> Exercise details: Where does the string "this" appear in the records? Copy every line that contains it.

> Input data:

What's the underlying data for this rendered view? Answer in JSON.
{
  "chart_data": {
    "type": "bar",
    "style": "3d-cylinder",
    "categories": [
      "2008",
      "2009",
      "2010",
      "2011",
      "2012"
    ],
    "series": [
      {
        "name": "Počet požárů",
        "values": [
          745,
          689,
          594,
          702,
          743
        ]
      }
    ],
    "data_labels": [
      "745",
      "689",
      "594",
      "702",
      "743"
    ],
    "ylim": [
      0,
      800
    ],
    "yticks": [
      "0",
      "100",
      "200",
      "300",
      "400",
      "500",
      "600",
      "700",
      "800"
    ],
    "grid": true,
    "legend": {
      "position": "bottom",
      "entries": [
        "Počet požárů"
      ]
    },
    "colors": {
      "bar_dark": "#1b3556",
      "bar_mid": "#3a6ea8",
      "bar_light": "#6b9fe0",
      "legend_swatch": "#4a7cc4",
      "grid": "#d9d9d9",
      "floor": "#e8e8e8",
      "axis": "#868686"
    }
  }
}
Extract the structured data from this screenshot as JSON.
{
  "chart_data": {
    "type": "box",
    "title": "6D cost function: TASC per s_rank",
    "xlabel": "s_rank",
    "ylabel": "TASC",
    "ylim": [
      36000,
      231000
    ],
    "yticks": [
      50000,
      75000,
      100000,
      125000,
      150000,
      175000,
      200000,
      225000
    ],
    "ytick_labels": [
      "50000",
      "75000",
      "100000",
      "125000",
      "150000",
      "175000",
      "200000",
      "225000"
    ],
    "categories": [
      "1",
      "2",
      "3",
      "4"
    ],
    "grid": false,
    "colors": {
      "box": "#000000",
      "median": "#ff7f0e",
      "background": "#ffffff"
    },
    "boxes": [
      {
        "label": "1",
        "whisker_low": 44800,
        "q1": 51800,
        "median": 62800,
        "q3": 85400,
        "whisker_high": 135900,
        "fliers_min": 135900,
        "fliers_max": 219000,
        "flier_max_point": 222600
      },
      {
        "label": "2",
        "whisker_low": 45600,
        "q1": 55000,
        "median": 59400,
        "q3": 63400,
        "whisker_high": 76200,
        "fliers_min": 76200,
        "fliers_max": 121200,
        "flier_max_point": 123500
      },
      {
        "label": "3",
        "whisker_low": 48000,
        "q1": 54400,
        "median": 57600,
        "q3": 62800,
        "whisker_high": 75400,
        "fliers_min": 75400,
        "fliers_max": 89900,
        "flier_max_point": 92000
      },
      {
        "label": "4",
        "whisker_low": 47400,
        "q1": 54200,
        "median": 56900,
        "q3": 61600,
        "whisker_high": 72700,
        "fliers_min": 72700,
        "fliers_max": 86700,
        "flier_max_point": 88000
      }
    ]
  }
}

> Problem solution:
What's the underlying data for this rendered view? Answer in JSON.
Extract the structured data from this screenshot as JSON.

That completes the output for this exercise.